▸ **Reading text**:
╔══
At the business and QMS planning stage, the organization should:

1. Determine the categories of risk from – strategic, operational, environmental legal, social, and financial points of view that the organization may be exposed to – that could impact its ability to conduct its business operations without disruption and to provide customer satisfaction and achieve sustained success.

2. The risk management methodology must be appropriate to the size and complexity of the organization. Establish a comprehensive list of risks under each of the categories described above, that might influence the achievement of process, product and service objectives;

3. The methodology should include the following steps to:

  • Identify each potential risk;
  • Describe the potential outcome of the risk;
  • Identify the potential cause(s) of risk outcome
  • Rate the consequence or severity of the outcome;
  • Rate the likelihood of the cause occurring;
  • Rate the probability of early detection of the outcome should it occur;
  • Establish risk tolerance criteria;
  • Categorize each risk into critical, high, medium or low based on using a combination of severity, occurrence, detection ratings, and other relevant factors to establish an overall risk score to all risks listed; Use the risk score to establish priority in addressing identified risks.
  • Identify and determine the adequacy of any existing control to address the identified  risk;
  • Determining appropriate controls to respond to each identified risk (process control plans). These controls should preferably prevent the potential cause of the risk from occurring and secondly at least be able to detect the cause and/or outcome of the risk.
  • Determine compliance with predetermined tolerance criteria for acceptability of risk
  • Provide and use risk management information for strategic decision-making and managing operations.

4.) Methods to identify risks

  • Look at the past history of performance, lessons learned, current operations and planned future activities to identify potential risks or undesirable outcomes.
  • Look at current activities and problems encountered, current and planned future activities – TGW (things going wrong)
  • Apply TGW (Things Gone Wrong) for past activities and a contingency or “what if’ approach to identifying current and future risks.
  • Apply these approaches to the full spectrum of risk categories listed in 1 above.
╚══
▸ **Task to carry out**: Decide whether each statement agrees with the risk planning text above, answering yes or no and quoting the words of the text that decide it. 1. The risk management methodology must suit the size and complexity of the organization. 2. Controls should preferably detect the cause of a risk rather than prevent it. 3. Each risk is to be placed in one of four categories: critical, high, medium or low.

▸ **Entries supplied**:
╔══
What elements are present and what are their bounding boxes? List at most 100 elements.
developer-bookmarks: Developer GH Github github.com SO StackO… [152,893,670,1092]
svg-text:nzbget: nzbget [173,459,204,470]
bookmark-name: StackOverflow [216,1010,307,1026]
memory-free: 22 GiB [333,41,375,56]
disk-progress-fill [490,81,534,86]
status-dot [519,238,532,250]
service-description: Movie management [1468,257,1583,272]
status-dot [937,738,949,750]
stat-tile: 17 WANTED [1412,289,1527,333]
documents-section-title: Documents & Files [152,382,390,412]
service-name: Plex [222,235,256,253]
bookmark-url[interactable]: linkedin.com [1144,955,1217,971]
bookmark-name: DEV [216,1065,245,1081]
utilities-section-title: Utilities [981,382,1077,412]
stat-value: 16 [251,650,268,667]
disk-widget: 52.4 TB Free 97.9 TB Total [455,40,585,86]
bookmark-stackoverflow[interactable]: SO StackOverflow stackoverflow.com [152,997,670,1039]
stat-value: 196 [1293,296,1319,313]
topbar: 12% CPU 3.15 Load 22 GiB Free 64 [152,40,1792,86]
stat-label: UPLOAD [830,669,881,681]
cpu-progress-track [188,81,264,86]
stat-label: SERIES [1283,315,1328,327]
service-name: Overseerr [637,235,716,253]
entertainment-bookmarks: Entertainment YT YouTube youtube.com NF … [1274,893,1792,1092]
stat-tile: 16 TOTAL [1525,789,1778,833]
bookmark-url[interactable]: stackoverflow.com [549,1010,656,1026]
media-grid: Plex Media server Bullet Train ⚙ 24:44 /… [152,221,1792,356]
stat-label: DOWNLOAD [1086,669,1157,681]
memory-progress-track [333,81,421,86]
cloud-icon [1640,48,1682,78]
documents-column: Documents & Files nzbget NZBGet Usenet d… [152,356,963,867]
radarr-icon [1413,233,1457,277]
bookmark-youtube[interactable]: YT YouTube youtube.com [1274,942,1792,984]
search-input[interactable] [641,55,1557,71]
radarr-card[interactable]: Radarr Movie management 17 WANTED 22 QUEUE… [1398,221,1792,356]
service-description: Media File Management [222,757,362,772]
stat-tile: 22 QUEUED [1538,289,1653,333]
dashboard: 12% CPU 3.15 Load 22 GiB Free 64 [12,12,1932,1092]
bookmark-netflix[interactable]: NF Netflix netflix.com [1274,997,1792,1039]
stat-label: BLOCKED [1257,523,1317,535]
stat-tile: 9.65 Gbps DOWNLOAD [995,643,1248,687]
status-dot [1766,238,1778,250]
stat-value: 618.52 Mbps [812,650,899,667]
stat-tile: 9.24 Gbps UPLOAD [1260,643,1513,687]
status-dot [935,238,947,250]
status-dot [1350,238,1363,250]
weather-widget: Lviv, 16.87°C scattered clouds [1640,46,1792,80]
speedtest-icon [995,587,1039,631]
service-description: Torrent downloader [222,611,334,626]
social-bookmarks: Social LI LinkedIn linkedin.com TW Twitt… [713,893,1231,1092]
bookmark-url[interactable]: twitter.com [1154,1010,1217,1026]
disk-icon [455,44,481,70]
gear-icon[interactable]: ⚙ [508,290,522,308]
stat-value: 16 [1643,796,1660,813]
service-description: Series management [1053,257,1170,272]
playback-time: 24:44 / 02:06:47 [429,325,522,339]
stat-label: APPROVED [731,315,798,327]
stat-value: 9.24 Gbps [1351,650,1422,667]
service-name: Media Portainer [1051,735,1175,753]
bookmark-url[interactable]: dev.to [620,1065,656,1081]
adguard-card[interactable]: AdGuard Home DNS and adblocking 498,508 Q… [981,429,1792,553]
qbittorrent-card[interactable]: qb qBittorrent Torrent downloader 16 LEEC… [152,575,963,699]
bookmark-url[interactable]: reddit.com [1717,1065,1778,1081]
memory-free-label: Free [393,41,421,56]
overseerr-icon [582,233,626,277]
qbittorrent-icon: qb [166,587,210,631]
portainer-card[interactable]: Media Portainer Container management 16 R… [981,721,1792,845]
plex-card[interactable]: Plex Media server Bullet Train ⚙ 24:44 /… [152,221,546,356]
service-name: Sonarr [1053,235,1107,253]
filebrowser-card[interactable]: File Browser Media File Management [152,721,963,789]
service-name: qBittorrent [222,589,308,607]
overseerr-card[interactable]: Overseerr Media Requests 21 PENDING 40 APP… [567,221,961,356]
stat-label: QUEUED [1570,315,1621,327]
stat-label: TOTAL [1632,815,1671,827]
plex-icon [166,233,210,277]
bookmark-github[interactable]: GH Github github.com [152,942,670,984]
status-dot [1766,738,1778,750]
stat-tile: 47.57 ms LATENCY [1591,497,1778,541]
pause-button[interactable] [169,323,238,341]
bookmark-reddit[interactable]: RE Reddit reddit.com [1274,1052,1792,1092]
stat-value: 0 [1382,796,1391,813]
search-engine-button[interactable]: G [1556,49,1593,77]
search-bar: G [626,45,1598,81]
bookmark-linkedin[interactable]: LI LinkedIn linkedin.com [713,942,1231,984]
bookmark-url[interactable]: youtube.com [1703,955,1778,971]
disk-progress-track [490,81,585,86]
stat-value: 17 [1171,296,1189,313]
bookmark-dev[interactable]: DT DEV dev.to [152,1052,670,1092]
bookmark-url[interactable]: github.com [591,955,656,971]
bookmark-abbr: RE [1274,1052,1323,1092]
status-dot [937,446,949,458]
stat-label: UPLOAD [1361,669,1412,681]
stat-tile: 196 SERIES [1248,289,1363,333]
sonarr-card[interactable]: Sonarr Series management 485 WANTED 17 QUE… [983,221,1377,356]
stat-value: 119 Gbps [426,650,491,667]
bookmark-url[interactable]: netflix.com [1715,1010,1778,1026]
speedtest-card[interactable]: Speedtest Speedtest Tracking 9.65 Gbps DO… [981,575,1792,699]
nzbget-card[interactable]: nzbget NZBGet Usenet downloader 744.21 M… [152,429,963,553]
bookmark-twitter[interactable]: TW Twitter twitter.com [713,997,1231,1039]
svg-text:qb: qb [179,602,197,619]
╚══
▸ **Exercise response**:
1. Yes: "The risk management methodology must be appropriate to the size and complexity of the organization."
2. No: "These controls should preferably prevent the potential cause of the risk from occurring and secondly at least be able to detect the cause and/or outcome of the risk."
3. Yes: "Categorize each risk into critical, high, medium or low"